Begin

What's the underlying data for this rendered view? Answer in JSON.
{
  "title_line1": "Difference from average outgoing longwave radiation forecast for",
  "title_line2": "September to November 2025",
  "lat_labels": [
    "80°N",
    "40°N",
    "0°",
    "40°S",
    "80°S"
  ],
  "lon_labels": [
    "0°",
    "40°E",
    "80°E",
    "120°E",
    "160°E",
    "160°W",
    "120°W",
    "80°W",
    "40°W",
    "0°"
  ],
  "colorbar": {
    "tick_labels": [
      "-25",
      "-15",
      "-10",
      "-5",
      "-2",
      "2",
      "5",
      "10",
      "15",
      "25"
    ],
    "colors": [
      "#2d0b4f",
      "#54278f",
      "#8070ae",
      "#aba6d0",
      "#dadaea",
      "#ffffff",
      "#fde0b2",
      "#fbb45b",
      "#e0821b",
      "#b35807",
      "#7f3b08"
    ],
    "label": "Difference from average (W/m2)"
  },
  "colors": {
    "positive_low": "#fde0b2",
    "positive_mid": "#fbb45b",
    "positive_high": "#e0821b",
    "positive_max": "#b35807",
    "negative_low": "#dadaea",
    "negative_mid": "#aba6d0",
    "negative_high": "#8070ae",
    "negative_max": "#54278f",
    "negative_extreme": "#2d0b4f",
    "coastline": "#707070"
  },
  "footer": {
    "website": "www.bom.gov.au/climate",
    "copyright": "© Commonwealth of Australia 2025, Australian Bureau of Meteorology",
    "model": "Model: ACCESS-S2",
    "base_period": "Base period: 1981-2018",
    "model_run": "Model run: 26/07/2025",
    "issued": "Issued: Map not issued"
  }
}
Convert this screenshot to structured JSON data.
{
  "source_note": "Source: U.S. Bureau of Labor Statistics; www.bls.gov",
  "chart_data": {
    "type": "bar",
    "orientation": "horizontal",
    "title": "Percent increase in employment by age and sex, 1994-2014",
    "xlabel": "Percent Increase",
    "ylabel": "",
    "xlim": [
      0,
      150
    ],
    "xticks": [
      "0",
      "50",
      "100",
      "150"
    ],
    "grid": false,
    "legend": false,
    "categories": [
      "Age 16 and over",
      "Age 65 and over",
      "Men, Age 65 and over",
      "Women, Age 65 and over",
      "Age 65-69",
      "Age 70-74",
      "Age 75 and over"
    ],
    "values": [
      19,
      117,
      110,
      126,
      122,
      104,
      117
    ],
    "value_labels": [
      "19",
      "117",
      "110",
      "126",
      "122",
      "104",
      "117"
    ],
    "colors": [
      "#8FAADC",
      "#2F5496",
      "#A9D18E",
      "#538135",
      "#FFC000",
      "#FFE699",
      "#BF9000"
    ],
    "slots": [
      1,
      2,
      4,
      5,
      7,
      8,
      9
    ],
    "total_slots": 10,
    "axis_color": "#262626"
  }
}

End

- What the task asks -
Extract every record. Keep wording exact.

- Finished task -
What's the underlying data for this rendered view? Answer in JSON.
{
  "title_line1": "Difference from average outgoing longwave radiation forecast for",
  "title_line2": "September to November 2025",
  "lat_labels": [
    "80°N",
    "40°N",
    "0°",
    "40°S",
    "80°S"
  ],
  "lon_labels": [
    "0°",
    "40°E",
    "80°E",
    "120°E",
    "160°E",
    "160°W",
    "120°W",
    "80°W",
    "40°W",
    "0°"
  ],
  "colorbar": {
    "tick_labels": [
      "-25",
      "-15",
      "-10",
      "-5",
      "-2",
      "2",
      "5",
      "10",
      "15",
      "25"
    ],
    "colors": [
      "#2d0b4f",
      "#54278f",
      "#8070ae",
      "#aba6d0",
      "#dadaea",
      "#ffffff",
      "#fde0b2",
      "#fbb45b",
      "#e0821b",
      "#b35807",
      "#7f3b08"
    ],
    "label": "Difference from average (W/m2)"
  },
  "colors": {
    "positive_low": "#fde0b2",
    "positive_mid": "#fbb45b",
    "positive_high": "#e0821b",
    "positive_max": "#b35807",
    "negative_low": "#dadaea",
    "negative_mid": "#aba6d0",
    "negative_high": "#8070ae",
    "negative_max": "#54278f",
    "negative_extreme": "#2d0b4f",
    "coastline": "#707070"
  },
  "footer": {
    "website": "www.bom.gov.au/climate",
    "copyright": "© Commonwealth of Australia 2025, Australian Bureau of Meteorology",
    "model": "Model: ACCESS-S2",
    "base_period": "Base period: 1981-2018",
    "model_run": "Model run: 26/07/2025",
    "issued": "Issued: Map not issued"
  }
}
Convert this screenshot to structured JSON data.
{
  "source_note": "Source: U.S. Bureau of Labor Statistics; www.bls.gov",
  "chart_data": {
    "type": "bar",
    "orientation": "horizontal",
    "title": "Percent increase in employment by age and sex, 1994-2014",
    "xlabel": "Percent Increase",
    "ylabel": "",
    "xlim": [
      0,
      150
    ],
    "xticks": [
      "0",
      "50",
      "100",
      "150"
    ],
    "grid": false,
    "legend": false,
    "categories": [
      "Age 16 and over",
      "Age 65 and over",
      "Men, Age 65 and over",
      "Women, Age 65 and over",
      "Age 65-69",
      "Age 70-74",
      "Age 75 and over"
    ],
    "values": [
      19,
      117,
      110,
      126,
      122,
      104,
      117
    ],
    "value_labels": [
      "19",
      "117",
      "110",
      "126",
      "122",
      "104",
      "117"
    ],
    "colors": [
      "#8FAADC",
      "#2F5496",
      "#A9D18E",
      "#538135",
      "#FFC000",
      "#FFE699",
      "#BF9000"
    ],
    "slots": [
      1,
      2,
      4,
      5,
      7,
      8,
      9
    ],
    "total_slots": 10,
    "axis_color": "#262626"
  }
}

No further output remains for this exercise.